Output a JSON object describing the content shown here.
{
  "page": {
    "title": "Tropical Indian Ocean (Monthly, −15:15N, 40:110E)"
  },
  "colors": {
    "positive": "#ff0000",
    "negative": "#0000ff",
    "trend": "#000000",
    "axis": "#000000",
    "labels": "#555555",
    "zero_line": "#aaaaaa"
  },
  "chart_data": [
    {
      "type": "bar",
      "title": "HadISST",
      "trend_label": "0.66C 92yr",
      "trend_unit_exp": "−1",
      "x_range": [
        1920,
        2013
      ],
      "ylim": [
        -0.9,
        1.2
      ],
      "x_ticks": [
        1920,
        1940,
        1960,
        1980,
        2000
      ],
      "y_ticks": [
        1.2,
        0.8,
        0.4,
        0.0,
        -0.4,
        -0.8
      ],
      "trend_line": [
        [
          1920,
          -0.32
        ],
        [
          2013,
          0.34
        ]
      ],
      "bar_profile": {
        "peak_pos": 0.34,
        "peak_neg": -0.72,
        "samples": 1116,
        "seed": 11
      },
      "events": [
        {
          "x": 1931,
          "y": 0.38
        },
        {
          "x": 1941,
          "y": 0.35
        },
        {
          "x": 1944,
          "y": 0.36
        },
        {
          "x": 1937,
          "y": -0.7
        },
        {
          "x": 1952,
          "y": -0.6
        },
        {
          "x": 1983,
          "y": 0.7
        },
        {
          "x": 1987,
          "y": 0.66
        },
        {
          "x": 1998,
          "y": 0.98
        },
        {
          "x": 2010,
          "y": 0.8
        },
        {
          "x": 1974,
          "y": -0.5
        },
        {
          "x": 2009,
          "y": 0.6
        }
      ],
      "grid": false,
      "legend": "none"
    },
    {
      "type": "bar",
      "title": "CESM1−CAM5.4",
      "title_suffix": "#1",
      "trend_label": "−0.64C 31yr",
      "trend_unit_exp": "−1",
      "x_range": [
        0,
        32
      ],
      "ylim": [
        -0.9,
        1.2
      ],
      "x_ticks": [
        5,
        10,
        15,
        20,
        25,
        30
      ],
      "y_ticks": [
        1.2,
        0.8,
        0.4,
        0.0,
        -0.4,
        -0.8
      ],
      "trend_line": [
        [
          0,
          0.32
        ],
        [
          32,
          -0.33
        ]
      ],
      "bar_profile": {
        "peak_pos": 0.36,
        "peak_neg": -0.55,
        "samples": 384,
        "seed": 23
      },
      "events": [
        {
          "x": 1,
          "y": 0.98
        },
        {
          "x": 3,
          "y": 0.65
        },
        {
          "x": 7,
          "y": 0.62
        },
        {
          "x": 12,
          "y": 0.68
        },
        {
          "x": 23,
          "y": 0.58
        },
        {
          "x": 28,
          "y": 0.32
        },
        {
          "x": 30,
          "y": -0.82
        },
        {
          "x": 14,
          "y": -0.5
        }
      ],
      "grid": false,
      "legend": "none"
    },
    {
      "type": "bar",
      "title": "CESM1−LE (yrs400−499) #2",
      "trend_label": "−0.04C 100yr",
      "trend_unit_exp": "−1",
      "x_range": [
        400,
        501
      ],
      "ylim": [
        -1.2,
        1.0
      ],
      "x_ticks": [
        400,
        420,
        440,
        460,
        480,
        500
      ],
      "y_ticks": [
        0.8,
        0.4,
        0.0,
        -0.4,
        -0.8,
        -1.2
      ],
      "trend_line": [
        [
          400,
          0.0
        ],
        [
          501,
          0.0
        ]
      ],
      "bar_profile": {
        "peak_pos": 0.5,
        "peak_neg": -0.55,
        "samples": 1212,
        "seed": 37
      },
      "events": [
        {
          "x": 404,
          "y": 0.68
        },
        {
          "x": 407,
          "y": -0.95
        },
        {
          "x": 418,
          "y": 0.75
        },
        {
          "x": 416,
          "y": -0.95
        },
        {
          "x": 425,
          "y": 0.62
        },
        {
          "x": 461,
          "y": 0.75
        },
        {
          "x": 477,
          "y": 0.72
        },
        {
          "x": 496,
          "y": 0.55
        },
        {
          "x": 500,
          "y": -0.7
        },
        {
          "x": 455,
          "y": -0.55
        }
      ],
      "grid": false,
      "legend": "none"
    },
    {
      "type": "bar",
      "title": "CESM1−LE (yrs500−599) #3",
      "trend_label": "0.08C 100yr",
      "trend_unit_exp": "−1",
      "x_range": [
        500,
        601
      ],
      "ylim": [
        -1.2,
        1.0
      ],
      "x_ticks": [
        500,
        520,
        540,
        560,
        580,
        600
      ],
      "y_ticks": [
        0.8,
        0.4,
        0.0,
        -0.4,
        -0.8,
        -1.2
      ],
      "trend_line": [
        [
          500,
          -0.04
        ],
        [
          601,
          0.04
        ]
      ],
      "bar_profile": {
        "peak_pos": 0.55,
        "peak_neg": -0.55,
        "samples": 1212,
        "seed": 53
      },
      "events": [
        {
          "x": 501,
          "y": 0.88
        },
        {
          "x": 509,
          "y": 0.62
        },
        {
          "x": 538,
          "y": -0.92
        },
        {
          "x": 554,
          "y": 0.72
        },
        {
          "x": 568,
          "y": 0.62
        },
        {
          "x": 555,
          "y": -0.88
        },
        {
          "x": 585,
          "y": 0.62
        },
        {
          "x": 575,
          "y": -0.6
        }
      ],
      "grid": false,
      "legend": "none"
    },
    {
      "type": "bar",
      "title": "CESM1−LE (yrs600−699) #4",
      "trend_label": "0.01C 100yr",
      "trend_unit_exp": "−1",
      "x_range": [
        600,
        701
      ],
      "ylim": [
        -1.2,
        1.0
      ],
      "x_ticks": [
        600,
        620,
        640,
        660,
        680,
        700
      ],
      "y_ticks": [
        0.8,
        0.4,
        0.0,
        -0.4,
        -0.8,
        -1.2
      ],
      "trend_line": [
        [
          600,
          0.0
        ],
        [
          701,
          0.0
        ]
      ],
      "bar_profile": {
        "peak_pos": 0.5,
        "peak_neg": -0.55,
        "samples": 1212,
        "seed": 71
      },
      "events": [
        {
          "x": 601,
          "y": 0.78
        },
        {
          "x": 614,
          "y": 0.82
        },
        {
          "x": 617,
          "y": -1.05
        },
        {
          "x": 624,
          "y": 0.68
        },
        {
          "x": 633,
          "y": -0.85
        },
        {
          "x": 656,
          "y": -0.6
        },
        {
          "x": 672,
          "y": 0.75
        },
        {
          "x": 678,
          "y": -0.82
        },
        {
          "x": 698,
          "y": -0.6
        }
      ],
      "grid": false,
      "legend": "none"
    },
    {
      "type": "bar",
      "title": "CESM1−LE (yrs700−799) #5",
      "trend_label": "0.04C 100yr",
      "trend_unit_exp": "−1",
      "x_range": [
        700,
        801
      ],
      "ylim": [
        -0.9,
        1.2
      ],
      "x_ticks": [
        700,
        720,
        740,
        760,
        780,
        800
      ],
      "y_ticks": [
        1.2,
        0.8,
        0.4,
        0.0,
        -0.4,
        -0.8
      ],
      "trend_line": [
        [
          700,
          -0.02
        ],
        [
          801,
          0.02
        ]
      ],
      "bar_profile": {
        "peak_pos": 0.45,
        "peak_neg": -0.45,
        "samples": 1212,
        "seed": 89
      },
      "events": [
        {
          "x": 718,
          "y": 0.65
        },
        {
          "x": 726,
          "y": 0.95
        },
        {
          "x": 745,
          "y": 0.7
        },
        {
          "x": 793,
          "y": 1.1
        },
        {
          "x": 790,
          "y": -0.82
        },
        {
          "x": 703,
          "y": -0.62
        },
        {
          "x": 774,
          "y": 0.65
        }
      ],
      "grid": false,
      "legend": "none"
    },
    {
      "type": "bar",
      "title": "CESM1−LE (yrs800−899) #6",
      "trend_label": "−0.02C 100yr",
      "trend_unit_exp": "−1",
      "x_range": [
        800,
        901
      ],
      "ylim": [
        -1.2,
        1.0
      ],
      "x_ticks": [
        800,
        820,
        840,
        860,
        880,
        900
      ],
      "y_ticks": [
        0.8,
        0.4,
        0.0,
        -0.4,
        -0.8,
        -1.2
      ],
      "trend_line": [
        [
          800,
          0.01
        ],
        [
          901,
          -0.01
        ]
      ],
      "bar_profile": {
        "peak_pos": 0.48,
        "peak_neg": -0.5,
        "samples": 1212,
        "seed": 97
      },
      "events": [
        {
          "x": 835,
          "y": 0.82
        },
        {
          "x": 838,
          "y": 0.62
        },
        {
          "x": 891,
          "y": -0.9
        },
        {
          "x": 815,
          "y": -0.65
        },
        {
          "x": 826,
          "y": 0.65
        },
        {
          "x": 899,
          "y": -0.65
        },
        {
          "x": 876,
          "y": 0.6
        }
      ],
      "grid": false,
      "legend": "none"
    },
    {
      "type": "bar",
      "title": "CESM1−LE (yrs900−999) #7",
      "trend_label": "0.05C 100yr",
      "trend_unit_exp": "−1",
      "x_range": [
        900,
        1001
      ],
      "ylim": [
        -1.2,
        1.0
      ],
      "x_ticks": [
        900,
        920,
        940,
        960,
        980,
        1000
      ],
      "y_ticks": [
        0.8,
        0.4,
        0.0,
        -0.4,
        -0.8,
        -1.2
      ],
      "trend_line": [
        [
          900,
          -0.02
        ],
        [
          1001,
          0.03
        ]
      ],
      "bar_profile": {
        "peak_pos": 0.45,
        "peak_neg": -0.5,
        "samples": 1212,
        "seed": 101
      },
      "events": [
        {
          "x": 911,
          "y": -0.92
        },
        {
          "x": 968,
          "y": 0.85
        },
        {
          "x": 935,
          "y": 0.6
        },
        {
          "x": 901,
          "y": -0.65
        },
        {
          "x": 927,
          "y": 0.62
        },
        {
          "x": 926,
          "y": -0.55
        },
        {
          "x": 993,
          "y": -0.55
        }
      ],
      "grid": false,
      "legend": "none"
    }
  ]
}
════════════════════
• _Do this_: Locate each line with the word "seed" and copy it.

• _Answer to this task_:
        "seed": 11
        "seed": 23
        "seed": 37
        "seed": 53
        "seed": 71
        "seed": 89
        "seed": 97
        "seed": 101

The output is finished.